■ WHAT IS ASKED ■
The records below must be copied in full; omit the images.
===============
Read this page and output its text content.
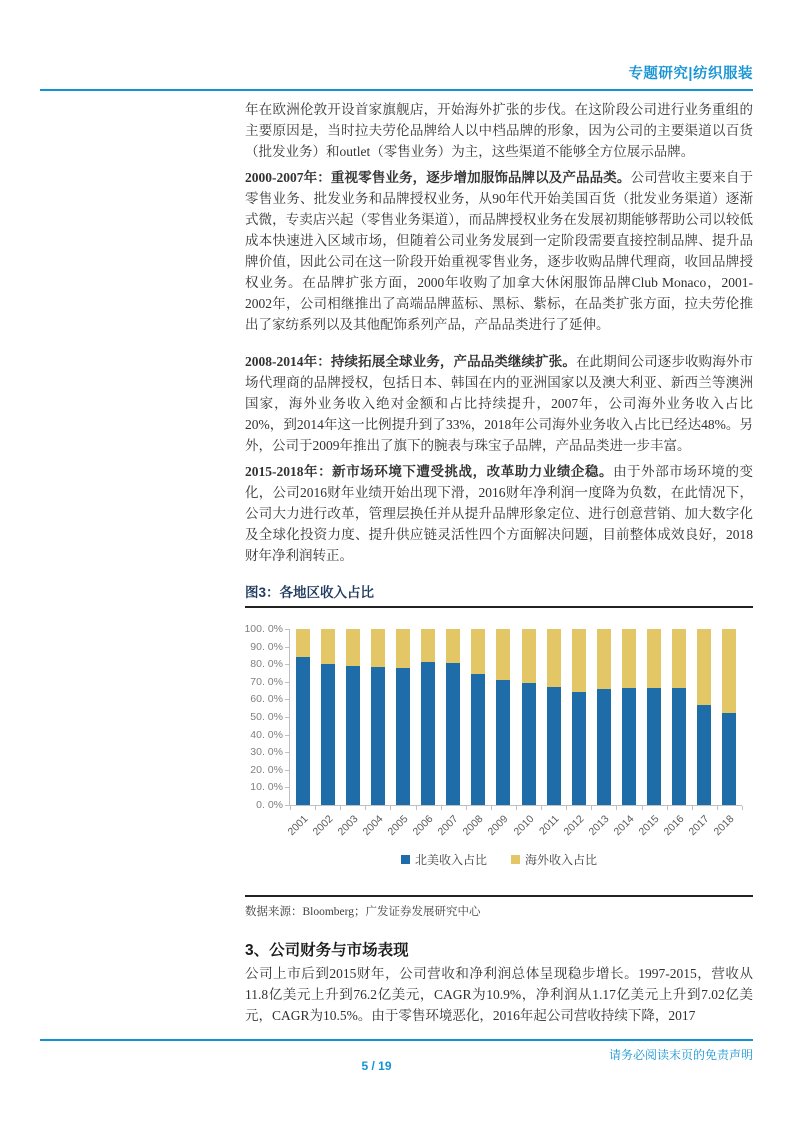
专题研究|纺织服装

年在欧洲伦敦开设首家旗舰店，开始海外扩张的步伐。在这阶段公司进行业务重组的主要原因是，当时拉夫劳伦品牌给人以中档品牌的形象，因为公司的主要渠道以百货（批发业务）和outlet（零售业务）为主，这些渠道不能够全方位展示品牌。

2000-2007年：重视零售业务，逐步增加服饰品牌以及产品品类。公司营收主要来自于零售业务、批发业务和品牌授权业务，从90年代开始美国百货（批发业务渠道）逐渐式微，专卖店兴起（零售业务渠道），而品牌授权业务在发展初期能够帮助公司以较低成本快速进入区域市场，但随着公司业务发展到一定阶段需要直接控制品牌、提升品牌价值，因此公司在这一阶段开始重视零售业务，逐步收购品牌代理商，收回品牌授权业务。在品牌扩张方面，2000年收购了加拿大休闲服饰品牌Club Monaco，2001-2002年，公司相继推出了高端品牌蓝标、黑标、紫标，在品类扩张方面，拉夫劳伦推出了家纺系列以及其他配饰系列产品，产品品类进行了延伸。

2008-2014年：持续拓展全球业务，产品品类继续扩张。在此期间公司逐步收购海外市场代理商的品牌授权，包括日本、韩国在内的亚洲国家以及澳大利亚、新西兰等澳洲国家，海外业务收入绝对金额和占比持续提升，2007年，公司海外业务收入占比20%，到2014年这一比例提升到了33%，2018年公司海外业务收入占比已经达48%。另外，公司于2009年推出了旗下的腕表与珠宝子品牌，产品品类进一步丰富。

2015-2018年：新市场环境下遭受挑战，改革助力业绩企稳。由于外部市场环境的变化，公司2016财年业绩开始出现下滑，2016财年净利润一度降为负数，在此情况下，公司大力进行改革，管理层换任并从提升品牌形象定位、进行创意营销、加大数字化及全球化投资力度、提升供应链灵活性四个方面解决问题，目前整体成效良好，2018财年净利润转正。

图3：各地区收入占比
0. 0%
10. 0%
20. 0%
30. 0%
40. 0%
50. 0%
60. 0%
70. 0%
80. 0%
90. 0%
100. 0%
2001 2002 2003 2004 2005 2006 2007 2008 2009 2010 2011 2012 2013 2014 2015 2016 2017 2018
北美收入占比	海外收入占比
数据来源：Bloomberg；广发证券发展研究中心
3、公司财务与市场表现

公司上市后到2015财年，公司营收和净利润总体呈现稳步增长。1997-2015，营收从11.8亿美元上升到76.2亿美元，CAGR为10.9%，净利润从1.17亿美元上升到7.02亿美元，CAGR为10.5%。由于零售环境恶化，2016年起公司营收持续下降，2017

请务必阅读末页的免责声明
5 / 19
===============
■ EXERCISE ANSWER ■
Read this page and output its text content.
专题研究|纺织服装

年在欧洲伦敦开设首家旗舰店，开始海外扩张的步伐。在这阶段公司进行业务重组的主要原因是，当时拉夫劳伦品牌给人以中档品牌的形象，因为公司的主要渠道以百货（批发业务）和outlet（零售业务）为主，这些渠道不能够全方位展示品牌。

2000-2007年：重视零售业务，逐步增加服饰品牌以及产品品类。公司营收主要来自于零售业务、批发业务和品牌授权业务，从90年代开始美国百货（批发业务渠道）逐渐式微，专卖店兴起（零售业务渠道），而品牌授权业务在发展初期能够帮助公司以较低成本快速进入区域市场，但随着公司业务发展到一定阶段需要直接控制品牌、提升品牌价值，因此公司在这一阶段开始重视零售业务，逐步收购品牌代理商，收回品牌授权业务。在品牌扩张方面，2000年收购了加拿大休闲服饰品牌Club Monaco，2001-2002年，公司相继推出了高端品牌蓝标、黑标、紫标，在品类扩张方面，拉夫劳伦推出了家纺系列以及其他配饰系列产品，产品品类进行了延伸。

2008-2014年：持续拓展全球业务，产品品类继续扩张。在此期间公司逐步收购海外市场代理商的品牌授权，包括日本、韩国在内的亚洲国家以及澳大利亚、新西兰等澳洲国家，海外业务收入绝对金额和占比持续提升，2007年，公司海外业务收入占比20%，到2014年这一比例提升到了33%，2018年公司海外业务收入占比已经达48%。另外，公司于2009年推出了旗下的腕表与珠宝子品牌，产品品类进一步丰富。

2015-2018年：新市场环境下遭受挑战，改革助力业绩企稳。由于外部市场环境的变化，公司2016财年业绩开始出现下滑，2016财年净利润一度降为负数，在此情况下，公司大力进行改革，管理层换任并从提升品牌形象定位、进行创意营销、加大数字化及全球化投资力度、提升供应链灵活性四个方面解决问题，目前整体成效良好，2018财年净利润转正。

图3：各地区收入占比
0. 0%
10. 0%
20. 0%
30. 0%
40. 0%
50. 0%
60. 0%
70. 0%
80. 0%
90. 0%
100. 0%
2001 2002 2003 2004 2005 2006 2007 2008 2009 2010 2011 2012 2013 2014 2015 2016 2017 2018
北美收入占比	海外收入占比
数据来源：Bloomberg；广发证券发展研究中心
3、公司财务与市场表现

公司上市后到2015财年，公司营收和净利润总体呈现稳步增长。1997-2015，营收从11.8亿美元上升到76.2亿美元，CAGR为10.9%，净利润从1.17亿美元上升到7.02亿美元，CAGR为10.5%。由于零售环境恶化，2016年起公司营收持续下降，2017

请务必阅读末页的免责声明
5 / 19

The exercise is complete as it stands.